<<<<

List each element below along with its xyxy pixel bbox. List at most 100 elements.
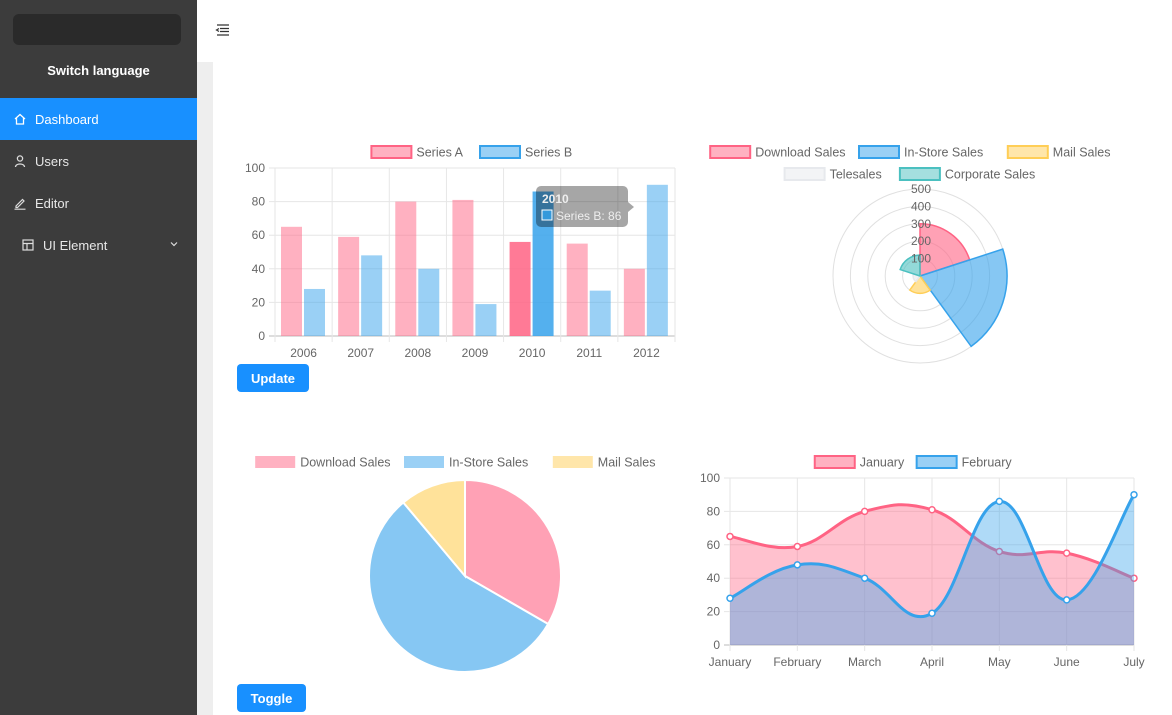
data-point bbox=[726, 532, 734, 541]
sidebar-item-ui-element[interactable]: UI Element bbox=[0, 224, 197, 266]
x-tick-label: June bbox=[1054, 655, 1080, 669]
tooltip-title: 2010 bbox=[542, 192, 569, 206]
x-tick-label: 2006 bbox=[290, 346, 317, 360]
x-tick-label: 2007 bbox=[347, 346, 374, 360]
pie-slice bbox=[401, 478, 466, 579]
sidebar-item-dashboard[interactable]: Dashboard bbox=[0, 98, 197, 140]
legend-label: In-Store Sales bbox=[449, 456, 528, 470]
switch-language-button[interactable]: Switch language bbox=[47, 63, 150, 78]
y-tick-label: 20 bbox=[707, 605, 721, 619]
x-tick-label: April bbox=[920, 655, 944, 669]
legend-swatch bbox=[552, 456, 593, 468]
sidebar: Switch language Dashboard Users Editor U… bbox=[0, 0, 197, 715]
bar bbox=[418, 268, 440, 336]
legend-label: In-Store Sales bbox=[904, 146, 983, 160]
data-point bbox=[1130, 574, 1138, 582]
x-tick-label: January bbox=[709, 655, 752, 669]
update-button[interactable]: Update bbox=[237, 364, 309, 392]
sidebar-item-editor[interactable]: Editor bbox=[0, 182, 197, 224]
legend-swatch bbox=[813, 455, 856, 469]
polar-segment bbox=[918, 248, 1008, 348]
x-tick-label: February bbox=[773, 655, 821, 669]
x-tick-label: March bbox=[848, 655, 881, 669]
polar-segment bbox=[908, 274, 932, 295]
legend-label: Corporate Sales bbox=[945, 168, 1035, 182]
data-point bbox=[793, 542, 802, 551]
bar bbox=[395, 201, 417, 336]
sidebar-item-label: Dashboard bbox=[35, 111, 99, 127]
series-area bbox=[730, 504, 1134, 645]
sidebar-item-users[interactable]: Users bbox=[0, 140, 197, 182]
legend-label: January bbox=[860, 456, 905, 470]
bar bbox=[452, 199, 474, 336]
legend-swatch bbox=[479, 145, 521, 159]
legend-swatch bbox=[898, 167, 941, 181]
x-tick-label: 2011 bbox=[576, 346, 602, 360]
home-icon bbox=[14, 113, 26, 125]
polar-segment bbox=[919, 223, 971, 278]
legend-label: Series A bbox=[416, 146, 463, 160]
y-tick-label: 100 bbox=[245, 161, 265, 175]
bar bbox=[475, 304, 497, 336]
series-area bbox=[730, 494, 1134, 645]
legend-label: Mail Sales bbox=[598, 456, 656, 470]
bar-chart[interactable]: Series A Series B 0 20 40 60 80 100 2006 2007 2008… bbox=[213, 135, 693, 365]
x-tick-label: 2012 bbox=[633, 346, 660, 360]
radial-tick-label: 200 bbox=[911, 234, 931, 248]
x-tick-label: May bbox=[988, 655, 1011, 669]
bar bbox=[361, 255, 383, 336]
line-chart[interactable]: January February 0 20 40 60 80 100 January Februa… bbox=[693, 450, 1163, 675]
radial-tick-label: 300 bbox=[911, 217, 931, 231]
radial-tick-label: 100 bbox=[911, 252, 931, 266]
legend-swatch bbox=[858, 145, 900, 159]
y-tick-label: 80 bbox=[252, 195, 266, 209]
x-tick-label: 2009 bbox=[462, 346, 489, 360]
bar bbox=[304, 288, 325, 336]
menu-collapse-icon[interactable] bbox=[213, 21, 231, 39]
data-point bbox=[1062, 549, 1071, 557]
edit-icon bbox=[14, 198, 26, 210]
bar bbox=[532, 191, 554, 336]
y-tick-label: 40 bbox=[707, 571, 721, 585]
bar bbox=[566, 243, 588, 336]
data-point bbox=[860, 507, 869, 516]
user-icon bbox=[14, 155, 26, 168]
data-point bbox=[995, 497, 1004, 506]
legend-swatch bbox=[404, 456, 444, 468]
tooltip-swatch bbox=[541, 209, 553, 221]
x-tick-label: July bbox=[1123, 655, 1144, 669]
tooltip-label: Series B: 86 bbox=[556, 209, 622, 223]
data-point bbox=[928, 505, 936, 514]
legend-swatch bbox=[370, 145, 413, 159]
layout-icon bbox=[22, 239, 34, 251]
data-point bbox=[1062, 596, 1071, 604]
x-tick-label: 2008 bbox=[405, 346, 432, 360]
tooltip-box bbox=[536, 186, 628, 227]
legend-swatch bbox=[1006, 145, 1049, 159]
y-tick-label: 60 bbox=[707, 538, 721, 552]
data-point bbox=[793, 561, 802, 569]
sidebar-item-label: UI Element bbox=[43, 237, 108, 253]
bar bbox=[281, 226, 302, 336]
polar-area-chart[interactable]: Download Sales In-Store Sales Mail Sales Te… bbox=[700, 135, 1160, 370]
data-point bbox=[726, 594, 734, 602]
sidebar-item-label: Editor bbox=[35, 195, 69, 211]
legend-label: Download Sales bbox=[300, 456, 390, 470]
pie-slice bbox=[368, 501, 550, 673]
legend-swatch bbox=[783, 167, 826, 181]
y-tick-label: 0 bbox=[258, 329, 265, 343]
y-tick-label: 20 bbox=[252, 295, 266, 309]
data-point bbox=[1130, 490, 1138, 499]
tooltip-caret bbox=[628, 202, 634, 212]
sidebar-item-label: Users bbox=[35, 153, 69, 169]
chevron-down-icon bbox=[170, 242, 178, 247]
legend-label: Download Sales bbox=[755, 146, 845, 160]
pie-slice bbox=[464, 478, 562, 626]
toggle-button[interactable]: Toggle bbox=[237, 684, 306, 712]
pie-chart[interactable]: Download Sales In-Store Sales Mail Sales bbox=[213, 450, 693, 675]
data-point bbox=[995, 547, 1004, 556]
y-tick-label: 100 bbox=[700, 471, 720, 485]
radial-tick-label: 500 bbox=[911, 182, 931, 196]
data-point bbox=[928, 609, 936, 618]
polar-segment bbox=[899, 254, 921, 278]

>>>>

What you should do: Reproduce the lines of the records verbatim, beginning at the line that has "data-point bbox=[726, 532, 734, 541]" and stopping after the line that has "legend-swatch bbox=[898, 167, 941, 181]".

Answer to the task:
data-point bbox=[726, 532, 734, 541]
sidebar-item-ui-element[interactable]: UI Element bbox=[0, 224, 197, 266]
x-tick-label: June bbox=[1054, 655, 1080, 669]
tooltip-title: 2010 bbox=[542, 192, 569, 206]
x-tick-label: 2006 bbox=[290, 346, 317, 360]
x-tick-label: 2007 bbox=[347, 346, 374, 360]
pie-slice bbox=[401, 478, 466, 579]
sidebar-item-dashboard[interactable]: Dashboard bbox=[0, 98, 197, 140]
legend-label: In-Store Sales bbox=[449, 456, 528, 470]
switch-language-button[interactable]: Switch language bbox=[47, 63, 150, 78]
y-tick-label: 20 bbox=[707, 605, 721, 619]
x-tick-label: April bbox=[920, 655, 944, 669]
legend-swatch bbox=[552, 456, 593, 468]
sidebar: Switch language Dashboard Users Editor U… bbox=[0, 0, 197, 715]
bar bbox=[418, 268, 440, 336]
legend-label: In-Store Sales bbox=[904, 146, 983, 160]
data-point bbox=[1130, 574, 1138, 582]
x-tick-label: January bbox=[709, 655, 752, 669]
update-button[interactable]: Update bbox=[237, 364, 309, 392]
sidebar-item-editor[interactable]: Editor bbox=[0, 182, 197, 224]
legend-swatch bbox=[813, 455, 856, 469]
polar-segment bbox=[918, 248, 1008, 348]
x-tick-label: February bbox=[773, 655, 821, 669]
x-tick-label: March bbox=[848, 655, 881, 669]
polar-segment bbox=[908, 274, 932, 295]
legend-label: Corporate Sales bbox=[945, 168, 1035, 182]
data-point bbox=[793, 542, 802, 551]
bar bbox=[395, 201, 417, 336]
sidebar-item-label: Dashboard bbox=[35, 111, 99, 127]
series-area bbox=[730, 504, 1134, 645]
sidebar-item-users[interactable]: Users bbox=[0, 140, 197, 182]
legend-label: January bbox=[860, 456, 905, 470]
bar bbox=[452, 199, 474, 336]
legend-swatch bbox=[479, 145, 521, 159]
legend-swatch bbox=[898, 167, 941, 181]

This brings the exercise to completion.